-- Begin Provided material --
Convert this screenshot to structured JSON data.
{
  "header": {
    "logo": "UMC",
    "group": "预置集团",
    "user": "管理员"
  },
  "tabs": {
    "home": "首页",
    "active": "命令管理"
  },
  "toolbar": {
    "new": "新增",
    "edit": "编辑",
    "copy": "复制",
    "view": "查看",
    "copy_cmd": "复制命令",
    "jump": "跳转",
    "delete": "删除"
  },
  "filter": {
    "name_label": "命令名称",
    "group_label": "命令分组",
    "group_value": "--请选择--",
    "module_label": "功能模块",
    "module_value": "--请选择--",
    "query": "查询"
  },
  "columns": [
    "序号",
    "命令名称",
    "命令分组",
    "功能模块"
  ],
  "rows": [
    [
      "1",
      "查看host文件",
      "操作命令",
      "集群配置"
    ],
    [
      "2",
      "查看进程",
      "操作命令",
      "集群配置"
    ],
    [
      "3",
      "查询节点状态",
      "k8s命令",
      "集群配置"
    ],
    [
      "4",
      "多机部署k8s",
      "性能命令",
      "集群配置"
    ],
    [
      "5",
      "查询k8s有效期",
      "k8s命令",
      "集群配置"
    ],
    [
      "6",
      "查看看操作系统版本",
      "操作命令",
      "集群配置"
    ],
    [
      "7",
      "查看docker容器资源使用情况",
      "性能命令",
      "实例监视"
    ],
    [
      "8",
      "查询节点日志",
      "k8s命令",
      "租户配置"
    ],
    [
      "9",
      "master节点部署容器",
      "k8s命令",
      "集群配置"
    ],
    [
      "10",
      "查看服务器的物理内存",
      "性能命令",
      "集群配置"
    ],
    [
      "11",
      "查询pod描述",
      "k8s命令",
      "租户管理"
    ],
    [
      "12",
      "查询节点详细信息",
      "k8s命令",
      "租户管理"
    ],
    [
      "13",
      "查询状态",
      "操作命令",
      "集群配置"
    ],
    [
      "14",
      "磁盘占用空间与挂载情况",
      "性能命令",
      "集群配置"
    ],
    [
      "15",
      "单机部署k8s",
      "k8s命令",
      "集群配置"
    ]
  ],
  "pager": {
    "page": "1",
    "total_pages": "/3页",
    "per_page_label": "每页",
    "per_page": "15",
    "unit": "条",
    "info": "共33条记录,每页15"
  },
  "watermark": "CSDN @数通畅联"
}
-- End Provided material --
What you should do -
Reproduce the material in full, with no word added or dropped.

Result of the task -
Convert this screenshot to structured JSON data.
{
  "header": {
    "logo": "UMC",
    "group": "预置集团",
    "user": "管理员"
  },
  "tabs": {
    "home": "首页",
    "active": "命令管理"
  },
  "toolbar": {
    "new": "新增",
    "edit": "编辑",
    "copy": "复制",
    "view": "查看",
    "copy_cmd": "复制命令",
    "jump": "跳转",
    "delete": "删除"
  },
  "filter": {
    "name_label": "命令名称",
    "group_label": "命令分组",
    "group_value": "--请选择--",
    "module_label": "功能模块",
    "module_value": "--请选择--",
    "query": "查询"
  },
  "columns": [
    "序号",
    "命令名称",
    "命令分组",
    "功能模块"
  ],
  "rows": [
    [
      "1",
      "查看host文件",
      "操作命令",
      "集群配置"
    ],
    [
      "2",
      "查看进程",
      "操作命令",
      "集群配置"
    ],
    [
      "3",
      "查询节点状态",
      "k8s命令",
      "集群配置"
    ],
    [
      "4",
      "多机部署k8s",
      "性能命令",
      "集群配置"
    ],
    [
      "5",
      "查询k8s有效期",
      "k8s命令",
      "集群配置"
    ],
    [
      "6",
      "查看看操作系统版本",
      "操作命令",
      "集群配置"
    ],
    [
      "7",
      "查看docker容器资源使用情况",
      "性能命令",
      "实例监视"
    ],
    [
      "8",
      "查询节点日志",
      "k8s命令",
      "租户配置"
    ],
    [
      "9",
      "master节点部署容器",
      "k8s命令",
      "集群配置"
    ],
    [
      "10",
      "查看服务器的物理内存",
      "性能命令",
      "集群配置"
    ],
    [
      "11",
      "查询pod描述",
      "k8s命令",
      "租户管理"
    ],
    [
      "12",
      "查询节点详细信息",
      "k8s命令",
      "租户管理"
    ],
    [
      "13",
      "查询状态",
      "操作命令",
      "集群配置"
    ],
    [
      "14",
      "磁盘占用空间与挂载情况",
      "性能命令",
      "集群配置"
    ],
    [
      "15",
      "单机部署k8s",
      "k8s命令",
      "集群配置"
    ]
  ],
  "pager": {
    "page": "1",
    "total_pages": "/3页",
    "per_page_label": "每页",
    "per_page": "15",
    "unit": "条",
    "info": "共33条记录,每页15"
  },
  "watermark": "CSDN @数通畅联"
}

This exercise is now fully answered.